» INSTRUCTION:
Filter these entries so that only lines with the word "General" remain.

[Data excerpts]
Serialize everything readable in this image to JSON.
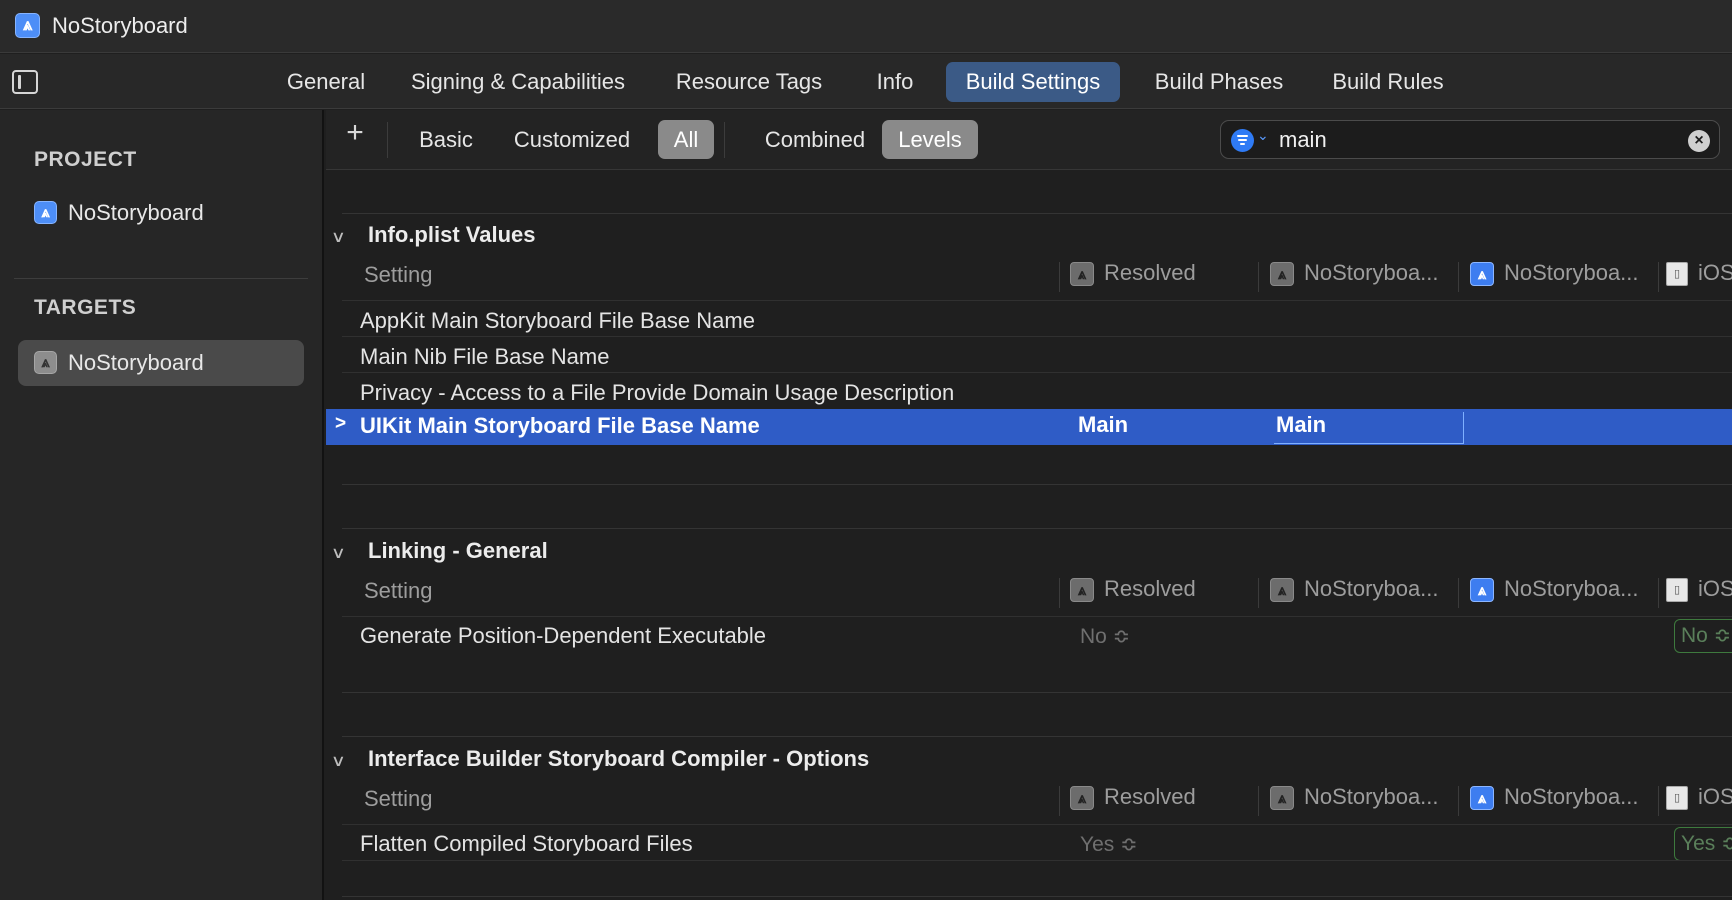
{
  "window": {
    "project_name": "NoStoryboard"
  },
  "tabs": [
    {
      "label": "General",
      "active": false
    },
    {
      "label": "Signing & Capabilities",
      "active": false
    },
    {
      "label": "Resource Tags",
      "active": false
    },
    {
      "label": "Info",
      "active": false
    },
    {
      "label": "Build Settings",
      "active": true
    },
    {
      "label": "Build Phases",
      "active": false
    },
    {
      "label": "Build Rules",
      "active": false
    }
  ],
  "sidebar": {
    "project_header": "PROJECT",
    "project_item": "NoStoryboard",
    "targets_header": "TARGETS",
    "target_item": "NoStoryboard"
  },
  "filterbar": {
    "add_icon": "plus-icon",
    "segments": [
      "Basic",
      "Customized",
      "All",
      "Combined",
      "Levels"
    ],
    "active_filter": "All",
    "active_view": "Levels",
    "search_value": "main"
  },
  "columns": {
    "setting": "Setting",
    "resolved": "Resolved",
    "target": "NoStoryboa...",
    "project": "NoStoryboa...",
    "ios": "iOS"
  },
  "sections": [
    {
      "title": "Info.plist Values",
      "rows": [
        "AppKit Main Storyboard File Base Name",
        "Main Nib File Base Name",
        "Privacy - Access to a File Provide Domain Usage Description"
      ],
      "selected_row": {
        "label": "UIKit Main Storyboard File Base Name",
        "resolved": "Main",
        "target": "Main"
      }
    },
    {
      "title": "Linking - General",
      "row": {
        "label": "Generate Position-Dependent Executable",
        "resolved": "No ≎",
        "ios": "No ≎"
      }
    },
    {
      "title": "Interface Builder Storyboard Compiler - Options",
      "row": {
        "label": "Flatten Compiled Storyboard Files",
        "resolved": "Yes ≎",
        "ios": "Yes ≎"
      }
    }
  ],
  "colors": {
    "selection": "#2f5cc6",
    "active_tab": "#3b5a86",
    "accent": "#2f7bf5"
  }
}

» COMPLETE OUTPUT:
      "label": "General",
      "title": "Linking - General",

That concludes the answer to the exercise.